**TASK REQUIREMENTS**
Write out the data again exactly, skipping every picture.

Stored records
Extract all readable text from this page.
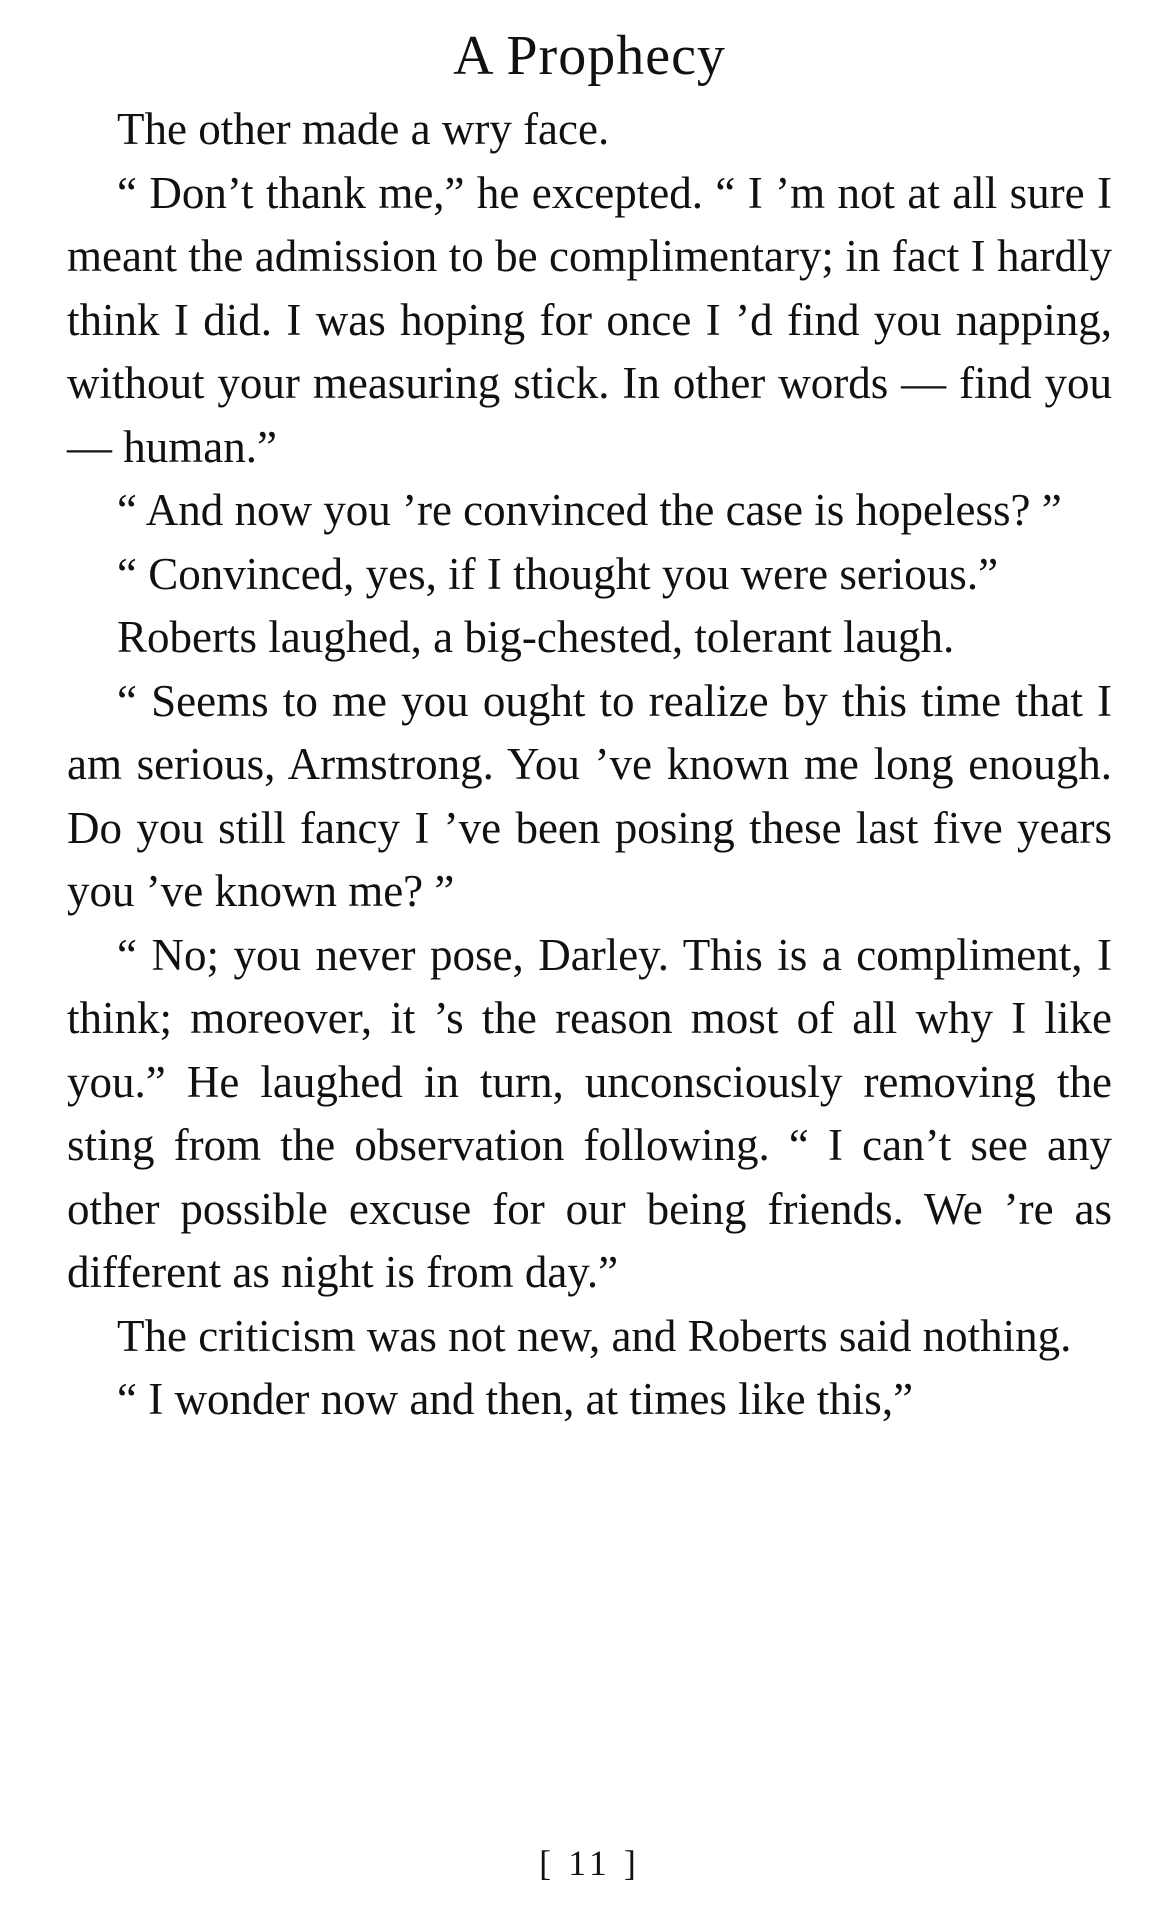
A Prophecy

The other made a wry face.

“ Don’t thank me,” he excepted. “ I ’m not at all sure I meant the admission to be complimentary; in fact I hardly think I did. I was hoping for once I ’d find you napping, without your measuring stick. In other words — find you — human.”

“ And now you ’re convinced the case is hopeless? ”

“ Convinced, yes, if I thought you were serious.”

Roberts laughed, a big-chested, tolerant laugh.

“ Seems to me you ought to realize by this time that I am serious, Armstrong. You ’ve known me long enough. Do you still fancy I ’ve been posing these last five years you ’ve known me? ”

“ No; you never pose, Darley. This is a compliment, I think; moreover, it ’s the reason most of all why I like you.” He laughed in turn, unconsciously removing the sting from the observation following. “ I can’t see any other possible excuse for our being friends. We ’re as different as night is from day.”

The criticism was not new, and Roberts said nothing.

“ I wonder now and then, at times like this,”

[ 11 ]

**OUTPUT OF THE TASK**
Extract all readable text from this page.
A Prophecy

The other made a wry face.

“ Don’t thank me,” he excepted. “ I ’m not at all sure I meant the admission to be complimentary; in fact I hardly think I did. I was hoping for once I ’d find you napping, without your measuring stick. In other words — find you — human.”

“ And now you ’re convinced the case is hopeless? ”

“ Convinced, yes, if I thought you were serious.”

Roberts laughed, a big-chested, tolerant laugh.

“ Seems to me you ought to realize by this time that I am serious, Armstrong. You ’ve known me long enough. Do you still fancy I ’ve been posing these last five years you ’ve known me? ”

“ No; you never pose, Darley. This is a compliment, I think; moreover, it ’s the reason most of all why I like you.” He laughed in turn, unconsciously removing the sting from the observation following. “ I can’t see any other possible excuse for our being friends. We ’re as different as night is from day.”

The criticism was not new, and Roberts said nothing.

“ I wonder now and then, at times like this,”

[ 11 ]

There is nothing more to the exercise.